*Data to use*
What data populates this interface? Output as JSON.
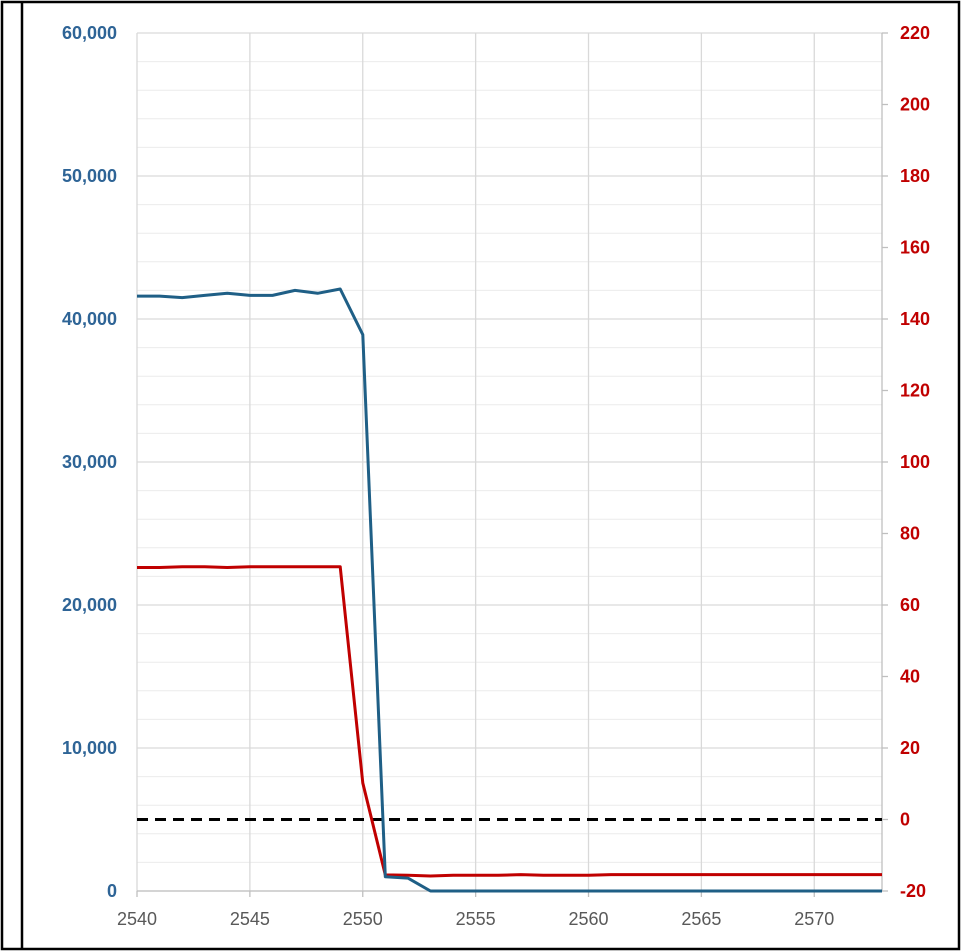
{
  "chart_data": {
    "type": "line",
    "title": "",
    "xlabel": "",
    "ylabel": "",
    "y2label": "",
    "xlim": [
      2540,
      2573
    ],
    "ylim": [
      0,
      60000
    ],
    "y2lim": [
      -20,
      220
    ],
    "x_ticks": [
      2540,
      2545,
      2550,
      2555,
      2560,
      2565,
      2570
    ],
    "x_tick_labels": [
      "2540",
      "2545",
      "2550",
      "2555",
      "2560",
      "2565",
      "2570"
    ],
    "y_ticks": [
      0,
      10000,
      20000,
      30000,
      40000,
      50000,
      60000
    ],
    "y_tick_labels": [
      "0",
      "10,000",
      "20,000",
      "30,000",
      "40,000",
      "50,000",
      "60,000"
    ],
    "y2_ticks": [
      -20,
      0,
      20,
      40,
      60,
      80,
      100,
      120,
      140,
      160,
      180,
      200,
      220
    ],
    "y2_tick_labels": [
      "-20",
      "0",
      "20",
      "40",
      "60",
      "80",
      "100",
      "120",
      "140",
      "160",
      "180",
      "200",
      "220"
    ],
    "y_minor_step": 2000,
    "x_minor_grid": false,
    "grid": true,
    "legend": "none",
    "colors": {
      "blue": "#2e6496",
      "red": "#c00000",
      "reference": "#000000",
      "grid_major": "#d9d9d9",
      "grid_minor": "#ececec"
    },
    "series": [
      {
        "axis": "left",
        "color": "#1f5f86",
        "x": [
          2540,
          2541,
          2542,
          2543,
          2544,
          2545,
          2546,
          2547,
          2548,
          2549,
          2550,
          2551,
          2552,
          2553,
          2554,
          2555,
          2556,
          2557,
          2558,
          2559,
          2560,
          2561,
          2562,
          2563,
          2564,
          2565,
          2566,
          2567,
          2568,
          2569,
          2570,
          2571,
          2572,
          2573
        ],
        "values": [
          41600,
          41600,
          41500,
          41650,
          41800,
          41650,
          41650,
          42000,
          41800,
          42100,
          38900,
          1000,
          900,
          0,
          0,
          0,
          0,
          0,
          0,
          0,
          0,
          0,
          0,
          0,
          0,
          0,
          0,
          0,
          0,
          0,
          0,
          0,
          0,
          0
        ]
      },
      {
        "axis": "right",
        "color": "#c00000",
        "x": [
          2540,
          2541,
          2542,
          2543,
          2544,
          2545,
          2546,
          2547,
          2548,
          2549,
          2550,
          2551,
          2552,
          2553,
          2554,
          2555,
          2556,
          2557,
          2558,
          2559,
          2560,
          2561,
          2562,
          2563,
          2564,
          2565,
          2566,
          2567,
          2568,
          2569,
          2570,
          2571,
          2572,
          2573
        ],
        "values": [
          70.5,
          70.5,
          70.7,
          70.7,
          70.5,
          70.7,
          70.7,
          70.7,
          70.7,
          70.7,
          10.2,
          -15.5,
          -15.6,
          -15.8,
          -15.6,
          -15.6,
          -15.6,
          -15.4,
          -15.6,
          -15.6,
          -15.6,
          -15.4,
          -15.4,
          -15.4,
          -15.4,
          -15.4,
          -15.4,
          -15.4,
          -15.4,
          -15.4,
          -15.4,
          -15.4,
          -15.4,
          -15.4
        ]
      }
    ],
    "reference_line": {
      "axis": "right",
      "value": 0,
      "style": "dashed",
      "color": "#000000"
    }
  }
}
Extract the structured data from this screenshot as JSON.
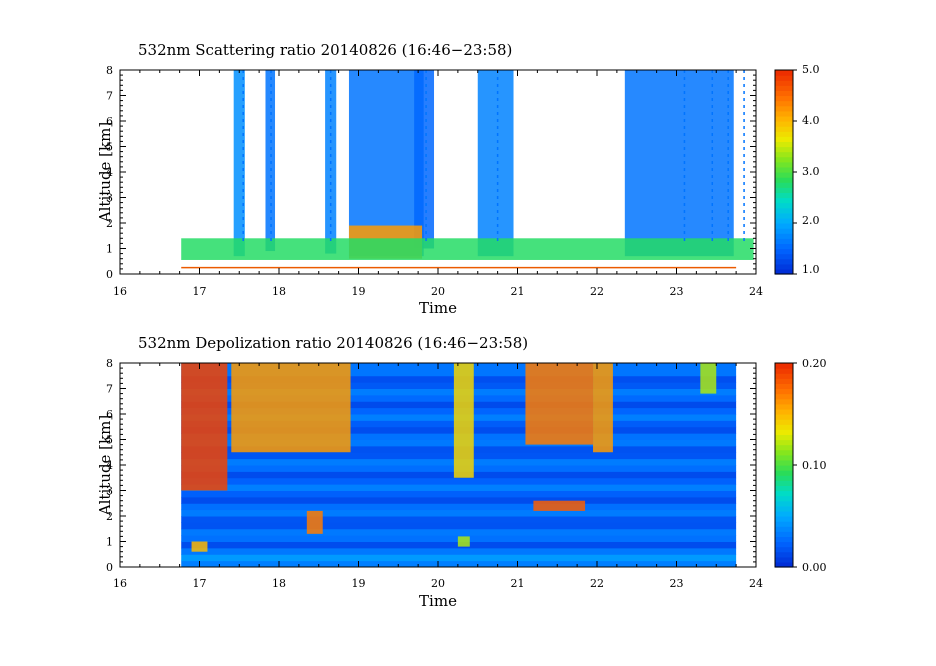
{
  "chart_data": [
    {
      "type": "heatmap",
      "title": "532nm Scattering ratio  20140826 (16:46−23:58)",
      "xlabel": "Time",
      "ylabel": "Altitude [km]",
      "xlim": [
        16,
        24
      ],
      "ylim": [
        0,
        8
      ],
      "x_ticks": [
        "16",
        "17",
        "18",
        "19",
        "20",
        "21",
        "22",
        "23",
        "24"
      ],
      "y_ticks": [
        "0",
        "1",
        "2",
        "3",
        "4",
        "5",
        "6",
        "7",
        "8"
      ],
      "colorbar": {
        "range": [
          1.0,
          5.0
        ],
        "labels": [
          "1.0",
          "2.0",
          "3.0",
          "4.0",
          "5.0"
        ]
      },
      "data_time_range": [
        16.77,
        23.97
      ],
      "features": [
        {
          "label": "cloud column",
          "time": [
            17.43,
            17.57
          ],
          "alt": [
            0.7,
            8.0
          ],
          "value": 1.8
        },
        {
          "label": "cloud column",
          "time": [
            17.83,
            17.95
          ],
          "alt": [
            0.9,
            8.0
          ],
          "value": 1.6
        },
        {
          "label": "cloud column",
          "time": [
            18.58,
            18.72
          ],
          "alt": [
            0.8,
            8.0
          ],
          "value": 1.7
        },
        {
          "label": "cloud layer",
          "time": [
            18.88,
            19.82
          ],
          "alt": [
            0.7,
            8.0
          ],
          "value": 1.6
        },
        {
          "label": "cloud column",
          "time": [
            19.7,
            19.95
          ],
          "alt": [
            1.0,
            8.0
          ],
          "value": 1.5
        },
        {
          "label": "cloud column",
          "time": [
            20.5,
            20.95
          ],
          "alt": [
            0.7,
            8.0
          ],
          "value": 1.7
        },
        {
          "label": "cloud layer",
          "time": [
            22.35,
            23.72
          ],
          "alt": [
            0.7,
            8.0
          ],
          "value": 1.6
        },
        {
          "label": "low cloud base",
          "time": [
            18.88,
            19.8
          ],
          "alt": [
            0.6,
            1.9
          ],
          "value": 4.2
        },
        {
          "label": "boundary layer",
          "time": [
            16.77,
            23.97
          ],
          "alt": [
            0.55,
            1.4
          ],
          "value": 2.8
        }
      ]
    },
    {
      "type": "heatmap",
      "title": "532nm Depolization ratio  20140826 (16:46−23:58)",
      "xlabel": "Time",
      "ylabel": "Altitude [km]",
      "xlim": [
        16,
        24
      ],
      "ylim": [
        0,
        8
      ],
      "x_ticks": [
        "16",
        "17",
        "18",
        "19",
        "20",
        "21",
        "22",
        "23",
        "24"
      ],
      "y_ticks": [
        "0",
        "1",
        "2",
        "3",
        "4",
        "5",
        "6",
        "7",
        "8"
      ],
      "colorbar": {
        "range": [
          0.0,
          0.2
        ],
        "labels": [
          "0.00",
          "0.10",
          "0.20"
        ]
      },
      "data_time_range": [
        16.77,
        23.75
      ],
      "features": [
        {
          "label": "ice cloud",
          "time": [
            16.77,
            17.35
          ],
          "alt": [
            3.0,
            8.0
          ],
          "value": 0.19
        },
        {
          "label": "ice cloud",
          "time": [
            17.4,
            18.9
          ],
          "alt": [
            4.5,
            8.0
          ],
          "value": 0.16
        },
        {
          "label": "ice column",
          "time": [
            20.2,
            20.45
          ],
          "alt": [
            3.5,
            8.0
          ],
          "value": 0.14
        },
        {
          "label": "ice cloud",
          "time": [
            21.1,
            21.95
          ],
          "alt": [
            4.8,
            8.0
          ],
          "value": 0.17
        },
        {
          "label": "ice column",
          "time": [
            21.95,
            22.2
          ],
          "alt": [
            4.5,
            8.0
          ],
          "value": 0.16
        },
        {
          "label": "ice column",
          "time": [
            23.3,
            23.5
          ],
          "alt": [
            6.8,
            8.0
          ],
          "value": 0.12
        },
        {
          "label": "aerosol spot",
          "time": [
            16.9,
            17.1
          ],
          "alt": [
            0.6,
            1.0
          ],
          "value": 0.15
        },
        {
          "label": "aerosol spot",
          "time": [
            18.35,
            18.55
          ],
          "alt": [
            1.3,
            2.2
          ],
          "value": 0.17
        },
        {
          "label": "aerosol spot",
          "time": [
            20.25,
            20.4
          ],
          "alt": [
            0.8,
            1.2
          ],
          "value": 0.12
        },
        {
          "label": "aerosol layer",
          "time": [
            21.2,
            21.85
          ],
          "alt": [
            2.2,
            2.6
          ],
          "value": 0.18
        }
      ]
    }
  ]
}
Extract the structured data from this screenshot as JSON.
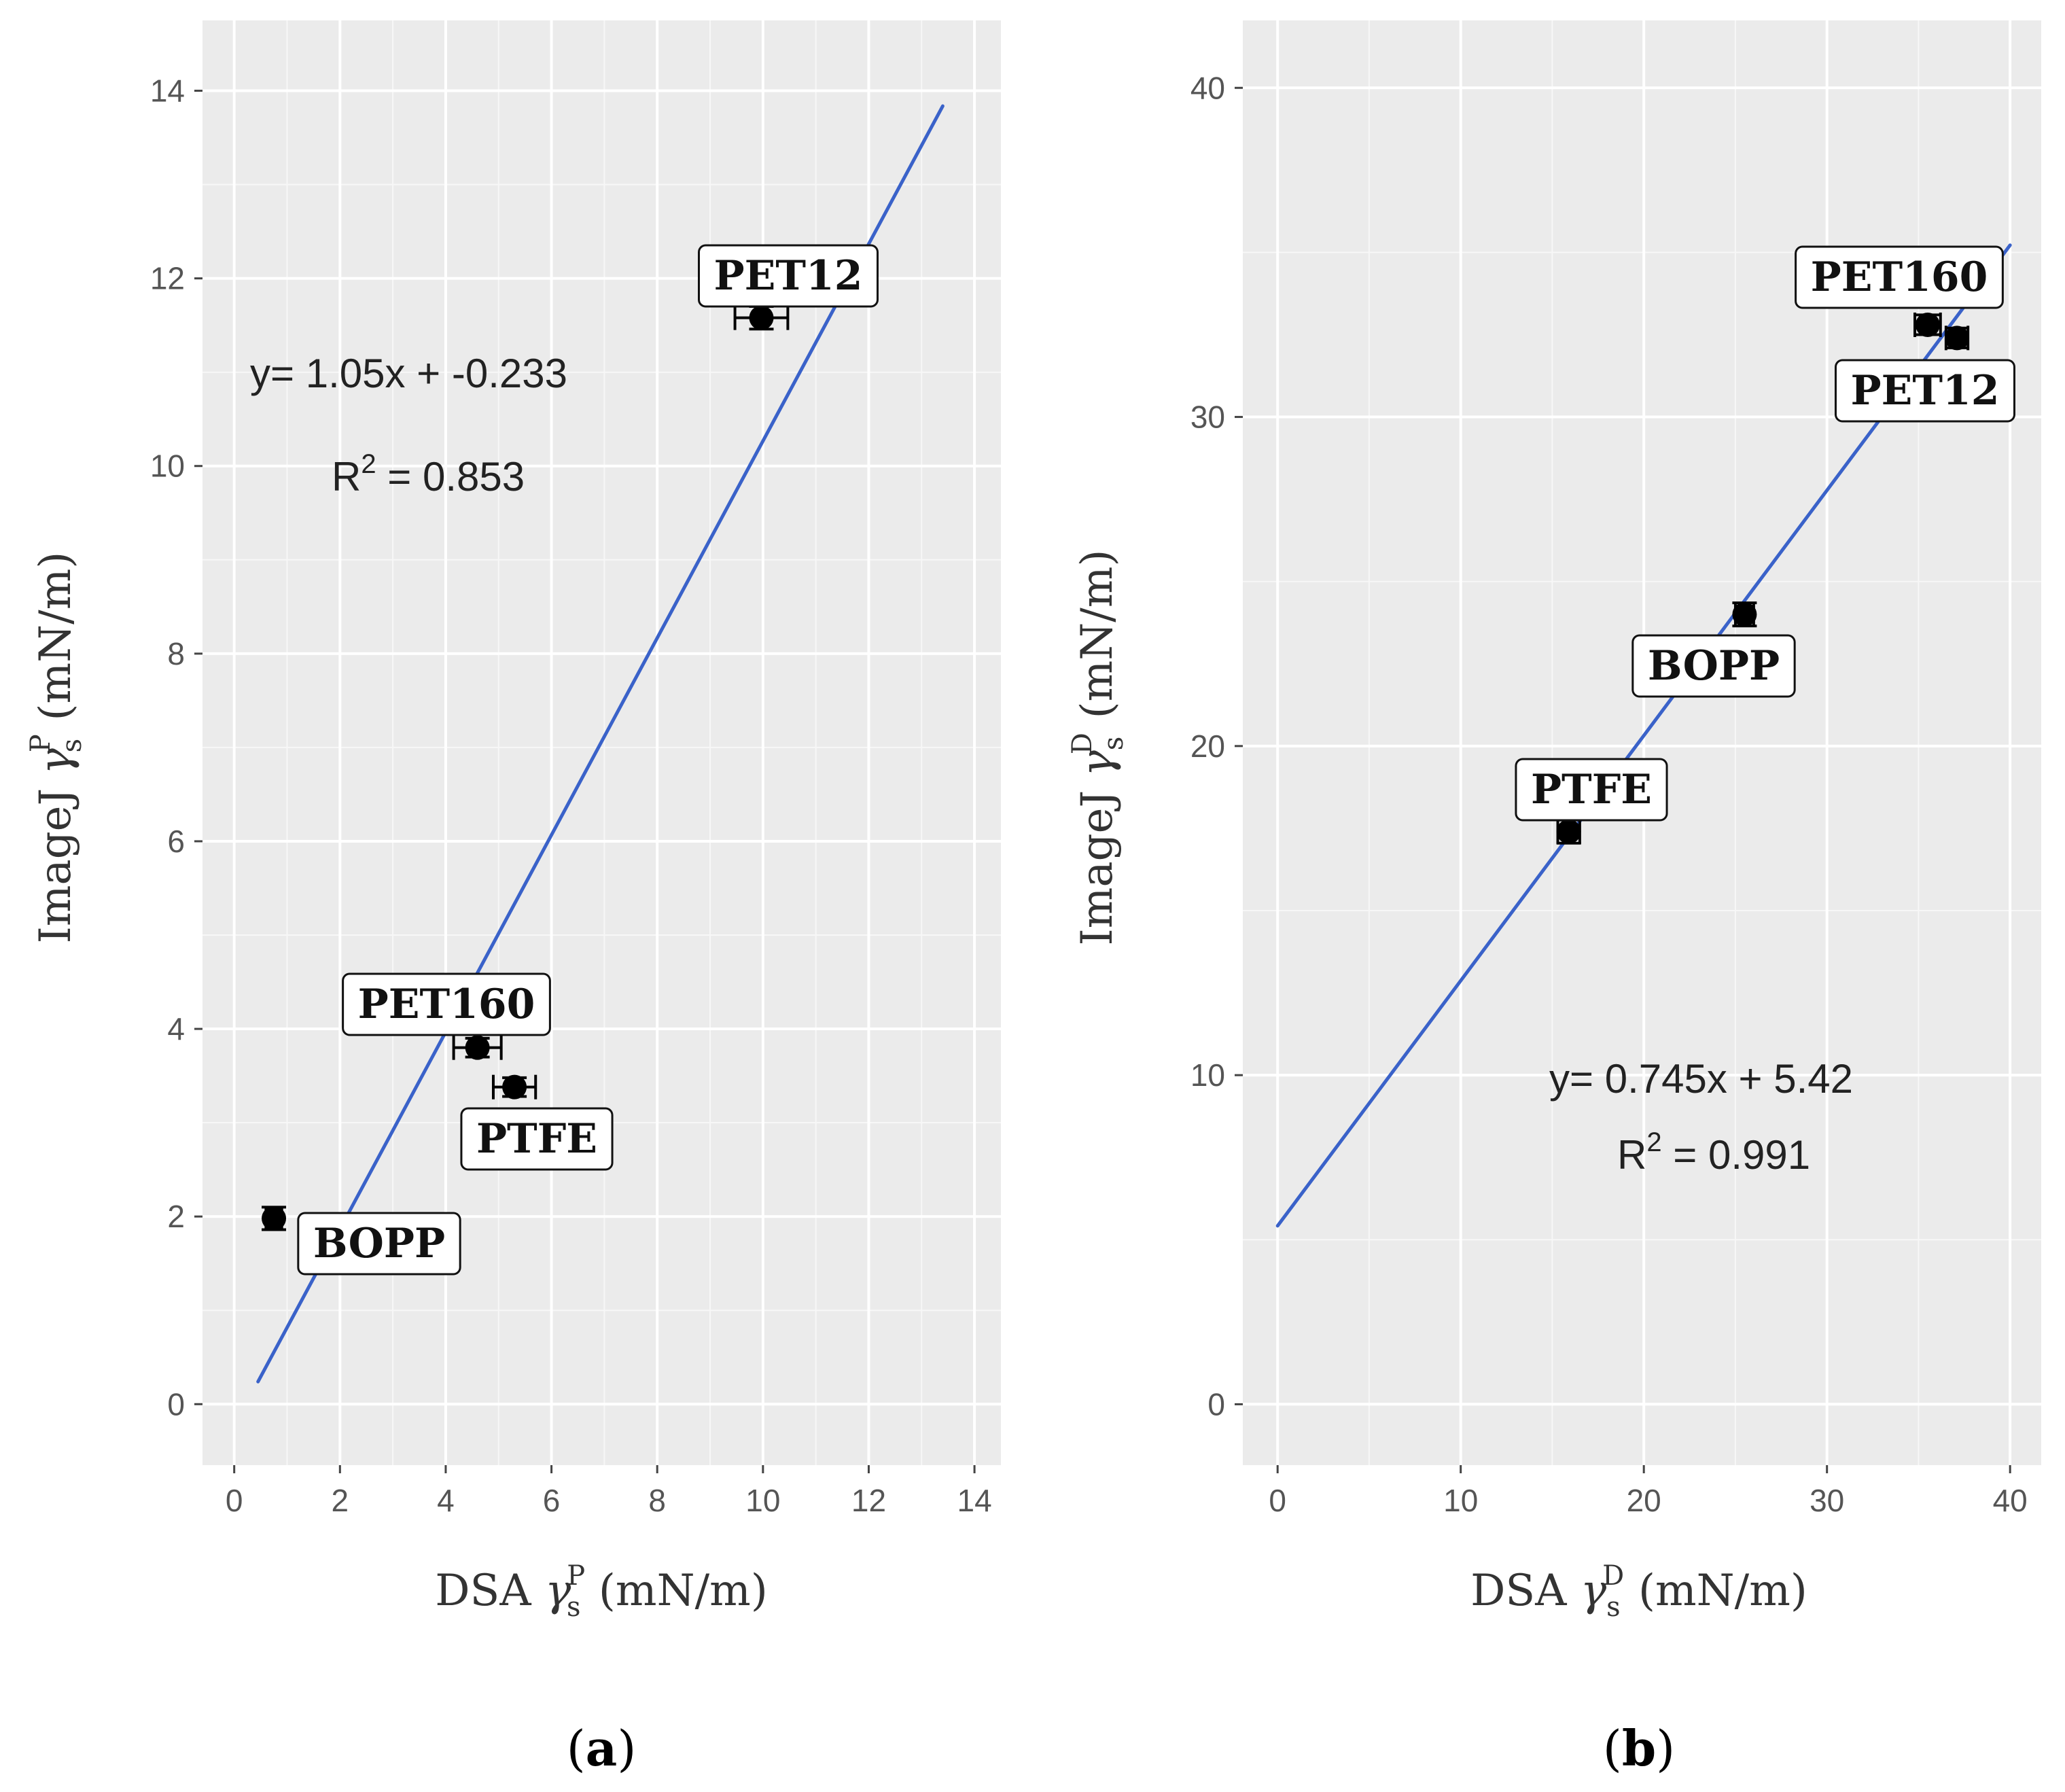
{
  "chart_data": [
    {
      "type": "scatter",
      "panel": "a",
      "caption": {
        "open": "(",
        "letter": "a",
        "close": ")"
      },
      "xlabel": {
        "prefix": "DSA ",
        "symbol": "γ",
        "sub": "s",
        "sup": "P",
        "suffix": " (mN/m)"
      },
      "ylabel": {
        "prefix": "ImageJ ",
        "symbol": "γ",
        "sub": "s",
        "sup": "P",
        "suffix": " (mN/m)"
      },
      "xlim": [
        -0.6,
        14.5
      ],
      "ylim": [
        -0.65,
        14.75
      ],
      "xticks": [
        0,
        2,
        4,
        6,
        8,
        10,
        12,
        14
      ],
      "yticks": [
        0,
        2,
        4,
        6,
        8,
        10,
        12,
        14
      ],
      "x_tick_labels": [
        "0",
        "2",
        "4",
        "6",
        "8",
        "10",
        "12",
        "14"
      ],
      "y_tick_labels": [
        "0",
        "2",
        "4",
        "6",
        "8",
        "10",
        "12",
        "14"
      ],
      "grid": true,
      "points": [
        {
          "name": "BOPP",
          "x": 0.75,
          "y": 1.98,
          "xerr": 0.15,
          "yerr": 0.12
        },
        {
          "name": "PET160",
          "x": 4.6,
          "y": 3.8,
          "xerr": 0.45,
          "yerr": 0.1
        },
        {
          "name": "PTFE",
          "x": 5.3,
          "y": 3.38,
          "xerr": 0.4,
          "yerr": 0.1
        },
        {
          "name": "PET12",
          "x": 9.97,
          "y": 11.58,
          "xerr": 0.5,
          "yerr": 0.12
        }
      ],
      "fit": {
        "slope": 1.05,
        "intercept": -0.233,
        "x_range": [
          0.45,
          13.4
        ]
      },
      "equation_text": "y= 1.05x + -0.233",
      "r2": {
        "prefix": "R",
        "sup": "2",
        "value": " = 0.853"
      }
    },
    {
      "type": "scatter",
      "panel": "b",
      "caption": {
        "open": "(",
        "letter": "b",
        "close": ")"
      },
      "xlabel": {
        "prefix": "DSA ",
        "symbol": "γ",
        "sub": "s",
        "sup": "D",
        "suffix": " (mN/m)"
      },
      "ylabel": {
        "prefix": "ImageJ ",
        "symbol": "γ",
        "sub": "s",
        "sup": "D",
        "suffix": " (mN/m)"
      },
      "xlim": [
        -1.9,
        41.7
      ],
      "ylim": [
        -1.85,
        42.05
      ],
      "xticks": [
        0,
        10,
        20,
        30,
        40
      ],
      "yticks": [
        0,
        10,
        20,
        30,
        40
      ],
      "x_tick_labels": [
        "0",
        "10",
        "20",
        "30",
        "40"
      ],
      "y_tick_labels": [
        "0",
        "10",
        "20",
        "30",
        "40"
      ],
      "grid": true,
      "points": [
        {
          "name": "PTFE",
          "x": 15.9,
          "y": 17.4,
          "xerr": 0.6,
          "yerr": 0.35
        },
        {
          "name": "BOPP",
          "x": 25.5,
          "y": 24.0,
          "xerr": 0.5,
          "yerr": 0.35
        },
        {
          "name": "PET160",
          "x": 35.5,
          "y": 32.8,
          "xerr": 0.7,
          "yerr": 0.3
        },
        {
          "name": "PET12",
          "x": 37.1,
          "y": 32.4,
          "xerr": 0.6,
          "yerr": 0.3
        }
      ],
      "fit": {
        "slope": 0.745,
        "intercept": 5.42,
        "x_range": [
          0.0,
          40.0
        ]
      },
      "equation_text": "y= 0.745x + 5.42",
      "r2": {
        "prefix": "R",
        "sup": "2",
        "value": " = 0.991"
      }
    }
  ]
}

*Job*
In the entries above, identify each line that includes the string "title", then copy it.

*Response for this exercise*
    "title": "",
      "title": "532nm Scattering ratio  20140826 (16:46−23:58)",
      "title": "532nm Depolization ratio  20140826 (16:46−23:58)",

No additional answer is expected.